**Required work:**
Reproduce all of the data below with every "xyxy" replaced by "bbox". Keep everything else the same.

**Records to use:**
╭──

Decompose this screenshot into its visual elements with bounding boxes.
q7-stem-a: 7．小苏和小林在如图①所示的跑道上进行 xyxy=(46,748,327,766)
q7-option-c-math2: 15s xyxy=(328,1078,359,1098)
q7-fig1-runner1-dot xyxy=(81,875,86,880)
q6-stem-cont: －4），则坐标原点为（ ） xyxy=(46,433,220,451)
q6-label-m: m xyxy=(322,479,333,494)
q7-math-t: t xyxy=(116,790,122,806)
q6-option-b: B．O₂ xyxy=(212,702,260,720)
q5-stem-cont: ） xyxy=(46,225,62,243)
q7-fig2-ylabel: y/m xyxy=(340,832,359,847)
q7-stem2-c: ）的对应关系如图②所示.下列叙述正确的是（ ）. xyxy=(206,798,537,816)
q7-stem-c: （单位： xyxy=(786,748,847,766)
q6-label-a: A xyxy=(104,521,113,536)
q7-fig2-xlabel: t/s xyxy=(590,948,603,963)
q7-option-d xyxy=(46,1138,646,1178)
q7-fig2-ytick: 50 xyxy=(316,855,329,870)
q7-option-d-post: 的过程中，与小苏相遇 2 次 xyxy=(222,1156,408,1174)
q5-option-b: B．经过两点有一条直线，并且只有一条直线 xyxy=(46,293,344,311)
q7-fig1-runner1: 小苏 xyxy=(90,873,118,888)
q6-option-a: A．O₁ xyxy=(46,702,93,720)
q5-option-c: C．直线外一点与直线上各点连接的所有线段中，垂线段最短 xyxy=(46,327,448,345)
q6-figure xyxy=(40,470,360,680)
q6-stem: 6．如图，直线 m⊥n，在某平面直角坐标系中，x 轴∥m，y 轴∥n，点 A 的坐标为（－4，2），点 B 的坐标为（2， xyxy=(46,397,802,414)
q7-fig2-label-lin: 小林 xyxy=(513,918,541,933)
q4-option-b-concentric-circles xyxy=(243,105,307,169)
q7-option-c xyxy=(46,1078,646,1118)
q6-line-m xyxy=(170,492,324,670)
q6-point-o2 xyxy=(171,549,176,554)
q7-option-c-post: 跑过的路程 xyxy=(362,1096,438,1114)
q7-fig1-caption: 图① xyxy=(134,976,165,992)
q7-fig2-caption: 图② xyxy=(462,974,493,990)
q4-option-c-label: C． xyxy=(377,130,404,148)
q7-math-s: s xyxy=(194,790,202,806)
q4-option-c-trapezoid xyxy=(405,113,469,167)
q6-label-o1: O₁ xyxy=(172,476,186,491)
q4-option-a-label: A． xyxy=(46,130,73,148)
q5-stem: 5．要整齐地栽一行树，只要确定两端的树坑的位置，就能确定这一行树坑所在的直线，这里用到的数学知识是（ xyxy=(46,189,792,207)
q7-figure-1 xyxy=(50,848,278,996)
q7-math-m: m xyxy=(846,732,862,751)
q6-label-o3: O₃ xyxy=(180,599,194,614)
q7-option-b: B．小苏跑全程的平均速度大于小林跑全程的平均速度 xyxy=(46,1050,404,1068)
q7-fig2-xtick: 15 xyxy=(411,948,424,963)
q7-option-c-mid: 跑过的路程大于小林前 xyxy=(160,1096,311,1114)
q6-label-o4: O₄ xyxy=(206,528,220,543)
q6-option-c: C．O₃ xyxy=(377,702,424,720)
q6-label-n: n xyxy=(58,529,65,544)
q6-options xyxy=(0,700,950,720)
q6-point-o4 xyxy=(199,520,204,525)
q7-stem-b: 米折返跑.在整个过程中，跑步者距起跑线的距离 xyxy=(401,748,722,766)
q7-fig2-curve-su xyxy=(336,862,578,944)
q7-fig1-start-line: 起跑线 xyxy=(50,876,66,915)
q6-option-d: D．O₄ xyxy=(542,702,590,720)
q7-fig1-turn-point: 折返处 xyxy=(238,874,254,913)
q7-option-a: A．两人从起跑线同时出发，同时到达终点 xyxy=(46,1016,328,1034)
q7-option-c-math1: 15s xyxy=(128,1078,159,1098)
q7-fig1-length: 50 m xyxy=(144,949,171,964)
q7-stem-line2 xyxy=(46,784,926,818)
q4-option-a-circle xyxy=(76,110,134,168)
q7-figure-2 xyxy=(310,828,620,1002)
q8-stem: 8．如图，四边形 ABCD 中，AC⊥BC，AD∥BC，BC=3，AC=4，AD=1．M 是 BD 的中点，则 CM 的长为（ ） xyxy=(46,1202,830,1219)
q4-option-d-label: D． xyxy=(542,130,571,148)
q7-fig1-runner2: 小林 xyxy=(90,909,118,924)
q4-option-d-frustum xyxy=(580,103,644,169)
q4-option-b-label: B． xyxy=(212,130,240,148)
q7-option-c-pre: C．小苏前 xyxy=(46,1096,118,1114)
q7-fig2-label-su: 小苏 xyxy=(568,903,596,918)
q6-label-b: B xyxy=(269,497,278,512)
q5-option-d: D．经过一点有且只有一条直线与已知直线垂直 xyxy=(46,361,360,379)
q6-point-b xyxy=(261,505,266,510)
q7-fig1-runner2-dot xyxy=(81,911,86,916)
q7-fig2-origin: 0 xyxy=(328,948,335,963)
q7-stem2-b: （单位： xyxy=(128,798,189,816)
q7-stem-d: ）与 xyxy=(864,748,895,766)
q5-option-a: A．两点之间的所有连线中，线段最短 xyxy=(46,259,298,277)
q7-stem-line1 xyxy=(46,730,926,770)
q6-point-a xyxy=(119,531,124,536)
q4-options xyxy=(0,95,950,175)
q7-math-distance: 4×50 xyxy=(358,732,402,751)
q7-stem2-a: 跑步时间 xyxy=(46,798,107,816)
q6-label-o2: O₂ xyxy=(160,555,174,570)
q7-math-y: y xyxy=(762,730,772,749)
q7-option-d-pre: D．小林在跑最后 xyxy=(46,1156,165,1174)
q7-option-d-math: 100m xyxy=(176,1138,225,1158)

╰──

**Answer to this exercise:**
Decompose this screenshot into its visual elements with bounding boxes.
q7-stem-a: 7．小苏和小林在如图①所示的跑道上进行 bbox=(46,748,327,766)
q7-option-c-math2: 15s bbox=(328,1078,359,1098)
q7-fig1-runner1-dot bbox=(81,875,86,880)
q6-stem-cont: －4），则坐标原点为（ ） bbox=(46,433,220,451)
q6-label-m: m bbox=(322,479,333,494)
q7-math-t: t bbox=(116,790,122,806)
q6-option-b: B．O₂ bbox=(212,702,260,720)
q5-stem-cont: ） bbox=(46,225,62,243)
q7-fig2-ylabel: y/m bbox=(340,832,359,847)
q7-stem2-c: ）的对应关系如图②所示.下列叙述正确的是（ ）. bbox=(206,798,537,816)
q7-stem-c: （单位： bbox=(786,748,847,766)
q6-label-a: A bbox=(104,521,113,536)
q7-fig2-xlabel: t/s bbox=(590,948,603,963)
q7-option-d bbox=(46,1138,646,1178)
q7-fig2-ytick: 50 bbox=(316,855,329,870)
q7-option-d-post: 的过程中，与小苏相遇 2 次 bbox=(222,1156,408,1174)
q5-option-b: B．经过两点有一条直线，并且只有一条直线 bbox=(46,293,344,311)
q7-fig1-runner1: 小苏 bbox=(90,873,118,888)
q6-option-a: A．O₁ bbox=(46,702,93,720)
q5-option-c: C．直线外一点与直线上各点连接的所有线段中，垂线段最短 bbox=(46,327,448,345)
q6-figure bbox=(40,470,360,680)
q6-stem: 6．如图，直线 m⊥n，在某平面直角坐标系中，x 轴∥m，y 轴∥n，点 A 的坐标为（－4，2），点 B 的坐标为（2， bbox=(46,397,802,414)
q7-fig2-label-lin: 小林 bbox=(513,918,541,933)
q4-option-b-concentric-circles bbox=(243,105,307,169)
q7-option-c bbox=(46,1078,646,1118)
q6-line-m bbox=(170,492,324,670)
q6-point-o2 bbox=(171,549,176,554)
q7-option-c-post: 跑过的路程 bbox=(362,1096,438,1114)
q7-fig1-caption: 图① bbox=(134,976,165,992)
q7-fig2-caption: 图② bbox=(462,974,493,990)
q4-option-c-label: C． bbox=(377,130,404,148)
q7-math-s: s bbox=(194,790,202,806)
q4-option-c-trapezoid bbox=(405,113,469,167)
q6-label-o1: O₁ bbox=(172,476,186,491)
q4-option-a-label: A． bbox=(46,130,73,148)
q5-stem: 5．要整齐地栽一行树，只要确定两端的树坑的位置，就能确定这一行树坑所在的直线，这里用到的数学知识是（ bbox=(46,189,792,207)
q7-figure-1 bbox=(50,848,278,996)
q7-math-m: m bbox=(846,732,862,751)
q6-label-o3: O₃ bbox=(180,599,194,614)
q7-option-b: B．小苏跑全程的平均速度大于小林跑全程的平均速度 bbox=(46,1050,404,1068)
q7-fig2-xtick: 15 bbox=(411,948,424,963)
q7-option-c-mid: 跑过的路程大于小林前 bbox=(160,1096,311,1114)
q6-label-o4: O₄ bbox=(206,528,220,543)
q6-option-c: C．O₃ bbox=(377,702,424,720)
q6-label-n: n bbox=(58,529,65,544)
q6-options bbox=(0,700,950,720)
q6-point-o4 bbox=(199,520,204,525)
q7-stem-b: 米折返跑.在整个过程中，跑步者距起跑线的距离 bbox=(401,748,722,766)
q7-fig2-curve-su bbox=(336,862,578,944)
q7-fig1-start-line: 起跑线 bbox=(50,876,66,915)
q6-option-d: D．O₄ bbox=(542,702,590,720)
q7-fig1-turn-point: 折返处 bbox=(238,874,254,913)
q7-option-a: A．两人从起跑线同时出发，同时到达终点 bbox=(46,1016,328,1034)
q7-option-c-math1: 15s bbox=(128,1078,159,1098)
q7-fig1-length: 50 m bbox=(144,949,171,964)
q7-stem-line2 bbox=(46,784,926,818)
q4-option-a-circle bbox=(76,110,134,168)
q7-figure-2 bbox=(310,828,620,1002)
q8-stem: 8．如图，四边形 ABCD 中，AC⊥BC，AD∥BC，BC=3，AC=4，AD=1．M 是 BD 的中点，则 CM 的长为（ ） bbox=(46,1202,830,1219)
q4-option-d-label: D． bbox=(542,130,571,148)
q7-fig1-runner2: 小林 bbox=(90,909,118,924)
q4-option-d-frustum bbox=(580,103,644,169)
q4-option-b-label: B． bbox=(212,130,240,148)
q7-option-c-pre: C．小苏前 bbox=(46,1096,118,1114)
q7-fig2-label-su: 小苏 bbox=(568,903,596,918)
q6-label-b: B bbox=(269,497,278,512)
q5-option-d: D．经过一点有且只有一条直线与已知直线垂直 bbox=(46,361,360,379)
q6-point-b bbox=(261,505,266,510)
q7-fig1-runner2-dot bbox=(81,911,86,916)
q7-fig2-origin: 0 bbox=(328,948,335,963)
q7-stem2-b: （单位： bbox=(128,798,189,816)
q7-stem-d: ）与 bbox=(864,748,895,766)
q5-option-a: A．两点之间的所有连线中，线段最短 bbox=(46,259,298,277)
q7-stem-line1 bbox=(46,730,926,770)
q6-point-a bbox=(119,531,124,536)
q4-options bbox=(0,95,950,175)
q7-math-distance: 4×50 bbox=(358,732,402,751)
q7-stem2-a: 跑步时间 bbox=(46,798,107,816)
q6-label-o2: O₂ bbox=(160,555,174,570)
q7-math-y: y bbox=(762,730,772,749)
q7-option-d-pre: D．小林在跑最后 bbox=(46,1156,165,1174)
q7-option-d-math: 100m bbox=(176,1138,225,1158)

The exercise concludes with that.